----- THE DATA

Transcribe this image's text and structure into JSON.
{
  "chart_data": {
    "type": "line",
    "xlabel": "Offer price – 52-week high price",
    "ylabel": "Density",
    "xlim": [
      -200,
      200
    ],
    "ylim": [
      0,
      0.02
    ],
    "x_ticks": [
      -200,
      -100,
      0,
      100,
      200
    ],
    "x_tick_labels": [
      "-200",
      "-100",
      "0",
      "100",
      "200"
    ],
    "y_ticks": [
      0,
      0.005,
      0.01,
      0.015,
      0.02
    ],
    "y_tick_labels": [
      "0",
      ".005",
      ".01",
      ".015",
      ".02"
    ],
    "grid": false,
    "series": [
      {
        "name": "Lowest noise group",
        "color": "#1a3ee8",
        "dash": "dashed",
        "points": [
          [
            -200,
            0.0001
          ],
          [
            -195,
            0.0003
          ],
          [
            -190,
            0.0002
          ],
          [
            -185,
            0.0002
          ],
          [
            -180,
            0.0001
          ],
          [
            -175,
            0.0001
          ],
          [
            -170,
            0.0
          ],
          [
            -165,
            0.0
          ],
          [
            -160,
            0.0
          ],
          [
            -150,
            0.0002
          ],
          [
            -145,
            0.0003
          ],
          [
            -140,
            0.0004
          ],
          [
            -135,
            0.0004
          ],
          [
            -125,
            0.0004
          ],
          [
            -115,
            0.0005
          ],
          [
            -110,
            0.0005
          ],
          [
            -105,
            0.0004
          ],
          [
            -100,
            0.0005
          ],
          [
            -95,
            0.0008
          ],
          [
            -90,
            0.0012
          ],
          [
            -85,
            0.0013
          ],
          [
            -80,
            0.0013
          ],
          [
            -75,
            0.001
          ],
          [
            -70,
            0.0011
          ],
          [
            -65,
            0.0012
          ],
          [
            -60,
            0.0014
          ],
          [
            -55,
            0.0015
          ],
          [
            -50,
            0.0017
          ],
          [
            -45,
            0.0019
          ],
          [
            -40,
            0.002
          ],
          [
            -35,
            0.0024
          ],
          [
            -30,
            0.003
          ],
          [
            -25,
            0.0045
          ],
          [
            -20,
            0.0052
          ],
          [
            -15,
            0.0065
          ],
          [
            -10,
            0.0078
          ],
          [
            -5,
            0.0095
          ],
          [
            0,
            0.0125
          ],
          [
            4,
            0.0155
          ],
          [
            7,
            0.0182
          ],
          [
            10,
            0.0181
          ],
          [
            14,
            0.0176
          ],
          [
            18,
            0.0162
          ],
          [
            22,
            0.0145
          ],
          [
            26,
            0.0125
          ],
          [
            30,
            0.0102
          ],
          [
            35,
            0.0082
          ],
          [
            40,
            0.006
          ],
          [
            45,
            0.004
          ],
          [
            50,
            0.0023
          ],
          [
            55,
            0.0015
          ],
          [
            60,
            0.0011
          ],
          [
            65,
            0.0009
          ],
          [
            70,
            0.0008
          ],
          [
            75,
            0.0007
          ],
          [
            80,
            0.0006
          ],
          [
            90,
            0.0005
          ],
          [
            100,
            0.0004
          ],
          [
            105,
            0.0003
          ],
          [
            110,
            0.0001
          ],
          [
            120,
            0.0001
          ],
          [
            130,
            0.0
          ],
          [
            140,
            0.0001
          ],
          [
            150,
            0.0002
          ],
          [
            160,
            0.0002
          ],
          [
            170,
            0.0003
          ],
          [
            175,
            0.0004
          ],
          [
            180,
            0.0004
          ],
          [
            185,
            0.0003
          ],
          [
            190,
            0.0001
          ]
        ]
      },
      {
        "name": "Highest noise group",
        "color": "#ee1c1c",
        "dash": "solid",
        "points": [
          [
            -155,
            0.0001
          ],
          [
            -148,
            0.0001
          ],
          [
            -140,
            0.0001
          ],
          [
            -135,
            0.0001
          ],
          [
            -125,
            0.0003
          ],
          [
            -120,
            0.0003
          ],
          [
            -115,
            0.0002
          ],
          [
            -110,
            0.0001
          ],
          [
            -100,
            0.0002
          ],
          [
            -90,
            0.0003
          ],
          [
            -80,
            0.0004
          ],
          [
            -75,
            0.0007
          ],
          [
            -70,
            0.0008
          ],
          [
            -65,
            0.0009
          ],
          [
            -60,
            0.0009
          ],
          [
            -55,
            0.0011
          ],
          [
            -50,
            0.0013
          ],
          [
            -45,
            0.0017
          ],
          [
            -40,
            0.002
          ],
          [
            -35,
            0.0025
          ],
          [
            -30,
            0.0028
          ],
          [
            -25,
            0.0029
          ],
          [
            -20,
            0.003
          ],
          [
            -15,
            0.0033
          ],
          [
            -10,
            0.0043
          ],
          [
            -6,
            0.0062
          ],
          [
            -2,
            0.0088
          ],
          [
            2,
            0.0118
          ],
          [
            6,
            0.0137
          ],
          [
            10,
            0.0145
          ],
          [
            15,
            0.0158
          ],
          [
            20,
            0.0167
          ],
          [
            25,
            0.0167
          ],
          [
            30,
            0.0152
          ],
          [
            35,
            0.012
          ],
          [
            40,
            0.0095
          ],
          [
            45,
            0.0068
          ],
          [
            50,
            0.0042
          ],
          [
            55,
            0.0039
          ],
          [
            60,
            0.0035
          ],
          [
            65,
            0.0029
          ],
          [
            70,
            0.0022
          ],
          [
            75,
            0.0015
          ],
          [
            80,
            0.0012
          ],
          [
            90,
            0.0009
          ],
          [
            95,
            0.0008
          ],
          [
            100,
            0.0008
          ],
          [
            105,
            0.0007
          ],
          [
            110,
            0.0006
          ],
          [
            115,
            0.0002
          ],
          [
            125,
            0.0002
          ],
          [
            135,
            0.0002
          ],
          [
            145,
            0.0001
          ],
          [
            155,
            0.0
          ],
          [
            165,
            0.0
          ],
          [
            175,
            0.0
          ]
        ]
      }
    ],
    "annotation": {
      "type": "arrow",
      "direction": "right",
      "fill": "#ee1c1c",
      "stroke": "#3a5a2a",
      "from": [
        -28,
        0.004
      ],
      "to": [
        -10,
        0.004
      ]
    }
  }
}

----------

**STATED GOAL:** Exactly reproduce all of the entries.

**WORKED SOLUTION:**
Transcribe this image's text and structure into JSON.
{
  "chart_data": {
    "type": "line",
    "xlabel": "Offer price – 52-week high price",
    "ylabel": "Density",
    "xlim": [
      -200,
      200
    ],
    "ylim": [
      0,
      0.02
    ],
    "x_ticks": [
      -200,
      -100,
      0,
      100,
      200
    ],
    "x_tick_labels": [
      "-200",
      "-100",
      "0",
      "100",
      "200"
    ],
    "y_ticks": [
      0,
      0.005,
      0.01,
      0.015,
      0.02
    ],
    "y_tick_labels": [
      "0",
      ".005",
      ".01",
      ".015",
      ".02"
    ],
    "grid": false,
    "series": [
      {
        "name": "Lowest noise group",
        "color": "#1a3ee8",
        "dash": "dashed",
        "points": [
          [
            -200,
            0.0001
          ],
          [
            -195,
            0.0003
          ],
          [
            -190,
            0.0002
          ],
          [
            -185,
            0.0002
          ],
          [
            -180,
            0.0001
          ],
          [
            -175,
            0.0001
          ],
          [
            -170,
            0.0
          ],
          [
            -165,
            0.0
          ],
          [
            -160,
            0.0
          ],
          [
            -150,
            0.0002
          ],
          [
            -145,
            0.0003
          ],
          [
            -140,
            0.0004
          ],
          [
            -135,
            0.0004
          ],
          [
            -125,
            0.0004
          ],
          [
            -115,
            0.0005
          ],
          [
            -110,
            0.0005
          ],
          [
            -105,
            0.0004
          ],
          [
            -100,
            0.0005
          ],
          [
            -95,
            0.0008
          ],
          [
            -90,
            0.0012
          ],
          [
            -85,
            0.0013
          ],
          [
            -80,
            0.0013
          ],
          [
            -75,
            0.001
          ],
          [
            -70,
            0.0011
          ],
          [
            -65,
            0.0012
          ],
          [
            -60,
            0.0014
          ],
          [
            -55,
            0.0015
          ],
          [
            -50,
            0.0017
          ],
          [
            -45,
            0.0019
          ],
          [
            -40,
            0.002
          ],
          [
            -35,
            0.0024
          ],
          [
            -30,
            0.003
          ],
          [
            -25,
            0.0045
          ],
          [
            -20,
            0.0052
          ],
          [
            -15,
            0.0065
          ],
          [
            -10,
            0.0078
          ],
          [
            -5,
            0.0095
          ],
          [
            0,
            0.0125
          ],
          [
            4,
            0.0155
          ],
          [
            7,
            0.0182
          ],
          [
            10,
            0.0181
          ],
          [
            14,
            0.0176
          ],
          [
            18,
            0.0162
          ],
          [
            22,
            0.0145
          ],
          [
            26,
            0.0125
          ],
          [
            30,
            0.0102
          ],
          [
            35,
            0.0082
          ],
          [
            40,
            0.006
          ],
          [
            45,
            0.004
          ],
          [
            50,
            0.0023
          ],
          [
            55,
            0.0015
          ],
          [
            60,
            0.0011
          ],
          [
            65,
            0.0009
          ],
          [
            70,
            0.0008
          ],
          [
            75,
            0.0007
          ],
          [
            80,
            0.0006
          ],
          [
            90,
            0.0005
          ],
          [
            100,
            0.0004
          ],
          [
            105,
            0.0003
          ],
          [
            110,
            0.0001
          ],
          [
            120,
            0.0001
          ],
          [
            130,
            0.0
          ],
          [
            140,
            0.0001
          ],
          [
            150,
            0.0002
          ],
          [
            160,
            0.0002
          ],
          [
            170,
            0.0003
          ],
          [
            175,
            0.0004
          ],
          [
            180,
            0.0004
          ],
          [
            185,
            0.0003
          ],
          [
            190,
            0.0001
          ]
        ]
      },
      {
        "name": "Highest noise group",
        "color": "#ee1c1c",
        "dash": "solid",
        "points": [
          [
            -155,
            0.0001
          ],
          [
            -148,
            0.0001
          ],
          [
            -140,
            0.0001
          ],
          [
            -135,
            0.0001
          ],
          [
            -125,
            0.0003
          ],
          [
            -120,
            0.0003
          ],
          [
            -115,
            0.0002
          ],
          [
            -110,
            0.0001
          ],
          [
            -100,
            0.0002
          ],
          [
            -90,
            0.0003
          ],
          [
            -80,
            0.0004
          ],
          [
            -75,
            0.0007
          ],
          [
            -70,
            0.0008
          ],
          [
            -65,
            0.0009
          ],
          [
            -60,
            0.0009
          ],
          [
            -55,
            0.0011
          ],
          [
            -50,
            0.0013
          ],
          [
            -45,
            0.0017
          ],
          [
            -40,
            0.002
          ],
          [
            -35,
            0.0025
          ],
          [
            -30,
            0.0028
          ],
          [
            -25,
            0.0029
          ],
          [
            -20,
            0.003
          ],
          [
            -15,
            0.0033
          ],
          [
            -10,
            0.0043
          ],
          [
            -6,
            0.0062
          ],
          [
            -2,
            0.0088
          ],
          [
            2,
            0.0118
          ],
          [
            6,
            0.0137
          ],
          [
            10,
            0.0145
          ],
          [
            15,
            0.0158
          ],
          [
            20,
            0.0167
          ],
          [
            25,
            0.0167
          ],
          [
            30,
            0.0152
          ],
          [
            35,
            0.012
          ],
          [
            40,
            0.0095
          ],
          [
            45,
            0.0068
          ],
          [
            50,
            0.0042
          ],
          [
            55,
            0.0039
          ],
          [
            60,
            0.0035
          ],
          [
            65,
            0.0029
          ],
          [
            70,
            0.0022
          ],
          [
            75,
            0.0015
          ],
          [
            80,
            0.0012
          ],
          [
            90,
            0.0009
          ],
          [
            95,
            0.0008
          ],
          [
            100,
            0.0008
          ],
          [
            105,
            0.0007
          ],
          [
            110,
            0.0006
          ],
          [
            115,
            0.0002
          ],
          [
            125,
            0.0002
          ],
          [
            135,
            0.0002
          ],
          [
            145,
            0.0001
          ],
          [
            155,
            0.0
          ],
          [
            165,
            0.0
          ],
          [
            175,
            0.0
          ]
        ]
      }
    ],
    "annotation": {
      "type": "arrow",
      "direction": "right",
      "fill": "#ee1c1c",
      "stroke": "#3a5a2a",
      "from": [
        -28,
        0.004
      ],
      "to": [
        -10,
        0.004
      ]
    }
  }
}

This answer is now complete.